Restate the records below word for word, and omit the images they hold.

----- LISTING

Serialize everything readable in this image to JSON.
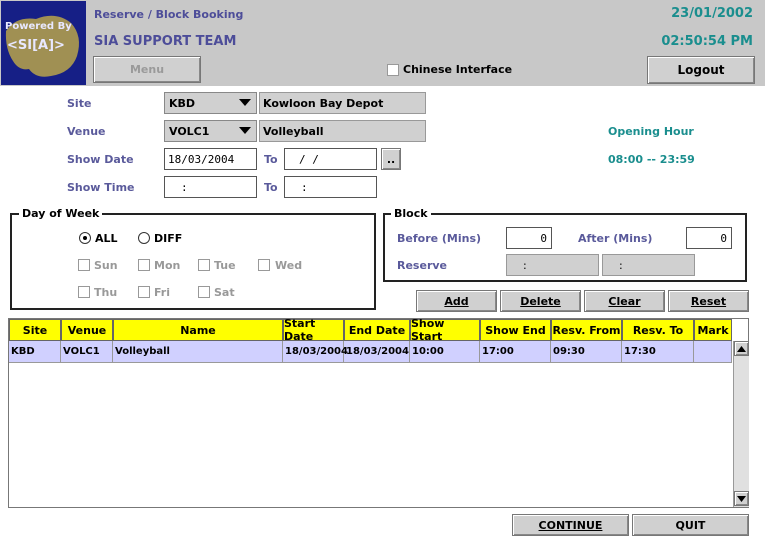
{
  "header": {
    "logo_text_line1": "Powered By",
    "logo_text_line2": "<SI[A]>",
    "breadcrumb": "Reserve / Block Booking",
    "team": "SIA SUPPORT TEAM",
    "date": "23/01/2002",
    "time": "02:50:54 PM",
    "menu_label": "Menu",
    "chinese_label": "Chinese Interface",
    "logout_label": "Logout"
  },
  "form": {
    "site_label": "Site",
    "site_code": "KBD",
    "site_name": "Kowloon Bay Depot",
    "venue_label": "Venue",
    "venue_code": "VOLC1",
    "venue_name": "Volleyball",
    "show_date_label": "Show Date",
    "show_date_from": "18/03/2004",
    "to_label": "To",
    "show_date_to": " /  /",
    "browse_label": "..",
    "show_time_label": "Show Time",
    "show_time_from": ":",
    "show_time_to": ":",
    "opening_hour_label": "Opening Hour",
    "opening_hour_value": "08:00 -- 23:59"
  },
  "day_of_week": {
    "title": "Day of Week",
    "all_label": "ALL",
    "diff_label": "DIFF",
    "days": [
      "Sun",
      "Mon",
      "Tue",
      "Wed",
      "Thu",
      "Fri",
      "Sat"
    ]
  },
  "block": {
    "title": "Block",
    "before_label": "Before (Mins)",
    "before_value": "0",
    "after_label": "After (Mins)",
    "after_value": "0",
    "reserve_label": "Reserve",
    "reserve_from": ":",
    "reserve_to": ":"
  },
  "actions": {
    "add": "Add",
    "delete": "Delete",
    "clear": "Clear",
    "reset": "Reset"
  },
  "table": {
    "columns": [
      "Site",
      "Venue",
      "Name",
      "Start Date",
      "End Date",
      "Show Start",
      "Show End",
      "Resv. From",
      "Resv. To",
      "Mark"
    ],
    "rows": [
      [
        "KBD",
        "VOLC1",
        "Volleyball",
        "18/03/2004",
        "18/03/2004",
        "10:00",
        "17:00",
        "09:30",
        "17:30",
        ""
      ]
    ]
  },
  "footer": {
    "continue": "CONTINUE",
    "quit": "QUIT"
  },
  "colors": {
    "header_bg": "#c8c8c8",
    "logo_bg": "#161f86",
    "label_blue": "#5a5a9b",
    "teal": "#1a8e8e",
    "table_header": "#ffff00",
    "row_selected": "#d0d0ff"
  }
}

----------

§ THE RESPONSE
Serialize everything readable in this image to JSON.
{
  "header": {
    "logo_text_line1": "Powered By",
    "logo_text_line2": "<SI[A]>",
    "breadcrumb": "Reserve / Block Booking",
    "team": "SIA SUPPORT TEAM",
    "date": "23/01/2002",
    "time": "02:50:54 PM",
    "menu_label": "Menu",
    "chinese_label": "Chinese Interface",
    "logout_label": "Logout"
  },
  "form": {
    "site_label": "Site",
    "site_code": "KBD",
    "site_name": "Kowloon Bay Depot",
    "venue_label": "Venue",
    "venue_code": "VOLC1",
    "venue_name": "Volleyball",
    "show_date_label": "Show Date",
    "show_date_from": "18/03/2004",
    "to_label": "To",
    "show_date_to": " /  /",
    "browse_label": "..",
    "show_time_label": "Show Time",
    "show_time_from": ":",
    "show_time_to": ":",
    "opening_hour_label": "Opening Hour",
    "opening_hour_value": "08:00 -- 23:59"
  },
  "day_of_week": {
    "title": "Day of Week",
    "all_label": "ALL",
    "diff_label": "DIFF",
    "days": [
      "Sun",
      "Mon",
      "Tue",
      "Wed",
      "Thu",
      "Fri",
      "Sat"
    ]
  },
  "block": {
    "title": "Block",
    "before_label": "Before (Mins)",
    "before_value": "0",
    "after_label": "After (Mins)",
    "after_value": "0",
    "reserve_label": "Reserve",
    "reserve_from": ":",
    "reserve_to": ":"
  },
  "actions": {
    "add": "Add",
    "delete": "Delete",
    "clear": "Clear",
    "reset": "Reset"
  },
  "table": {
    "columns": [
      "Site",
      "Venue",
      "Name",
      "Start Date",
      "End Date",
      "Show Start",
      "Show End",
      "Resv. From",
      "Resv. To",
      "Mark"
    ],
    "rows": [
      [
        "KBD",
        "VOLC1",
        "Volleyball",
        "18/03/2004",
        "18/03/2004",
        "10:00",
        "17:00",
        "09:30",
        "17:30",
        ""
      ]
    ]
  },
  "footer": {
    "continue": "CONTINUE",
    "quit": "QUIT"
  },
  "colors": {
    "header_bg": "#c8c8c8",
    "logo_bg": "#161f86",
    "label_blue": "#5a5a9b",
    "teal": "#1a8e8e",
    "table_header": "#ffff00",
    "row_selected": "#d0d0ff"
  }
}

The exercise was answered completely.